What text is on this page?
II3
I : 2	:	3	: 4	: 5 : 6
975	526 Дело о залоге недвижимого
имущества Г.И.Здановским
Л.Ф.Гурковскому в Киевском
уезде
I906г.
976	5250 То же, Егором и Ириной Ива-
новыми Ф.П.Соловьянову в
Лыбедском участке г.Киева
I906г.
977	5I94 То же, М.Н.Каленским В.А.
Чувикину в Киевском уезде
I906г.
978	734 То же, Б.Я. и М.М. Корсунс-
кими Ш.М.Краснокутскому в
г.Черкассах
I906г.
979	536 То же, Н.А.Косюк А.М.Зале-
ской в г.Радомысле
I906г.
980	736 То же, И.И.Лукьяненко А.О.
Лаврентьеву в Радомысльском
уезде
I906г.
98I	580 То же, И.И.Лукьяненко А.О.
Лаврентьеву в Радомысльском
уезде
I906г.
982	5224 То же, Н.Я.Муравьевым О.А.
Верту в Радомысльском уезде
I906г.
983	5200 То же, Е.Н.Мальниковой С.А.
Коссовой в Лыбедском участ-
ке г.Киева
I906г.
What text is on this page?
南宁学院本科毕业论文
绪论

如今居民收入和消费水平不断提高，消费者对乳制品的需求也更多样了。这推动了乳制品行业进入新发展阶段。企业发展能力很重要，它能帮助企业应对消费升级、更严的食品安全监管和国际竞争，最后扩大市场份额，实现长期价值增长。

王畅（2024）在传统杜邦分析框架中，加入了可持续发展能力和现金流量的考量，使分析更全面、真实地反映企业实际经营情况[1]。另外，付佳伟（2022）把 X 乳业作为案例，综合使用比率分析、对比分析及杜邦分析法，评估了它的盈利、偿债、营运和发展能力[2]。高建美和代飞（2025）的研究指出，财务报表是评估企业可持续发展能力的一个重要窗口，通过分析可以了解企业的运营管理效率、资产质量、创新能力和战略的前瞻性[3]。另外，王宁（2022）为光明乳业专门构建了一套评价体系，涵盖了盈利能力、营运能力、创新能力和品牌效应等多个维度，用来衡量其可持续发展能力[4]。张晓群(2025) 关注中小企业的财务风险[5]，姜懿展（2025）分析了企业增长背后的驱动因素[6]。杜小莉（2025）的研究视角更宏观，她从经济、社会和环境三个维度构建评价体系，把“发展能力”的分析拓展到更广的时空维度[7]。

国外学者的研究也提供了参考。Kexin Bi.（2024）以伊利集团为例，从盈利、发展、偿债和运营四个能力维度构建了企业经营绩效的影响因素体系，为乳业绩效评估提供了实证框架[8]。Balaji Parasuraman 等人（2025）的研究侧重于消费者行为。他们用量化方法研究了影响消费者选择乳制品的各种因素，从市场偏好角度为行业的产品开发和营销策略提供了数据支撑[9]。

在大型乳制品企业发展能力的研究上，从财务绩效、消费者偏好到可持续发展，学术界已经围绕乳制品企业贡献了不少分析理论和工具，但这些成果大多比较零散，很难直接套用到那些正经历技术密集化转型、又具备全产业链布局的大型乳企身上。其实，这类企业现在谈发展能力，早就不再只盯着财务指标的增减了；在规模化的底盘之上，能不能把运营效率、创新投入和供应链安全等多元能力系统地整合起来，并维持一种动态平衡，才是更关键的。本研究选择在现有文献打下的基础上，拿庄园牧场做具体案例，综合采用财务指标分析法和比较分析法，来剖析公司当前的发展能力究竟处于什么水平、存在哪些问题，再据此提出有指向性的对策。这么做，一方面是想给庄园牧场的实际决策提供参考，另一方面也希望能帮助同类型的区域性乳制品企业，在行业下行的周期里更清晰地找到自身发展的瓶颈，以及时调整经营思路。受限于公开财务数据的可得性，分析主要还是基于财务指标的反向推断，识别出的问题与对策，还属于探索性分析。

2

→ **Task goal**
Every record shown above must be echoed exactly.

→ **Result**
What text is on this page?
II3
I : 2	:	3	: 4	: 5 : 6
975	526 Дело о залоге недвижимого
имущества Г.И.Здановским
Л.Ф.Гурковскому в Киевском
уезде
I906г.
976	5250 То же, Егором и Ириной Ива-
новыми Ф.П.Соловьянову в
Лыбедском участке г.Киева
I906г.
977	5I94 То же, М.Н.Каленским В.А.
Чувикину в Киевском уезде
I906г.
978	734 То же, Б.Я. и М.М. Корсунс-
кими Ш.М.Краснокутскому в
г.Черкассах
I906г.
979	536 То же, Н.А.Косюк А.М.Зале-
ской в г.Радомысле
I906г.
980	736 То же, И.И.Лукьяненко А.О.
Лаврентьеву в Радомысльском
уезде
I906г.
98I	580 То же, И.И.Лукьяненко А.О.
Лаврентьеву в Радомысльском
уезде
I906г.
982	5224 То же, Н.Я.Муравьевым О.А.
Верту в Радомысльском уезде
I906г.
983	5200 То же, Е.Н.Мальниковой С.А.
Коссовой в Лыбедском участ-
ке г.Киева
I906г.
What text is on this page?
南宁学院本科毕业论文
绪论

如今居民收入和消费水平不断提高，消费者对乳制品的需求也更多样了。这推动了乳制品行业进入新发展阶段。企业发展能力很重要，它能帮助企业应对消费升级、更严的食品安全监管和国际竞争，最后扩大市场份额，实现长期价值增长。

王畅（2024）在传统杜邦分析框架中，加入了可持续发展能力和现金流量的考量，使分析更全面、真实地反映企业实际经营情况[1]。另外，付佳伟（2022）把 X 乳业作为案例，综合使用比率分析、对比分析及杜邦分析法，评估了它的盈利、偿债、营运和发展能力[2]。高建美和代飞（2025）的研究指出，财务报表是评估企业可持续发展能力的一个重要窗口，通过分析可以了解企业的运营管理效率、资产质量、创新能力和战略的前瞻性[3]。另外，王宁（2022）为光明乳业专门构建了一套评价体系，涵盖了盈利能力、营运能力、创新能力和品牌效应等多个维度，用来衡量其可持续发展能力[4]。张晓群(2025) 关注中小企业的财务风险[5]，姜懿展（2025）分析了企业增长背后的驱动因素[6]。杜小莉（2025）的研究视角更宏观，她从经济、社会和环境三个维度构建评价体系，把“发展能力”的分析拓展到更广的时空维度[7]。

国外学者的研究也提供了参考。Kexin Bi.（2024）以伊利集团为例，从盈利、发展、偿债和运营四个能力维度构建了企业经营绩效的影响因素体系，为乳业绩效评估提供了实证框架[8]。Balaji Parasuraman 等人（2025）的研究侧重于消费者行为。他们用量化方法研究了影响消费者选择乳制品的各种因素，从市场偏好角度为行业的产品开发和营销策略提供了数据支撑[9]。

在大型乳制品企业发展能力的研究上，从财务绩效、消费者偏好到可持续发展，学术界已经围绕乳制品企业贡献了不少分析理论和工具，但这些成果大多比较零散，很难直接套用到那些正经历技术密集化转型、又具备全产业链布局的大型乳企身上。其实，这类企业现在谈发展能力，早就不再只盯着财务指标的增减了；在规模化的底盘之上，能不能把运营效率、创新投入和供应链安全等多元能力系统地整合起来，并维持一种动态平衡，才是更关键的。本研究选择在现有文献打下的基础上，拿庄园牧场做具体案例，综合采用财务指标分析法和比较分析法，来剖析公司当前的发展能力究竟处于什么水平、存在哪些问题，再据此提出有指向性的对策。这么做，一方面是想给庄园牧场的实际决策提供参考，另一方面也希望能帮助同类型的区域性乳制品企业，在行业下行的周期里更清晰地找到自身发展的瓶颈，以及时调整经营思路。受限于公开财务数据的可得性，分析主要还是基于财务指标的反向推断，识别出的问题与对策，还属于探索性分析。

2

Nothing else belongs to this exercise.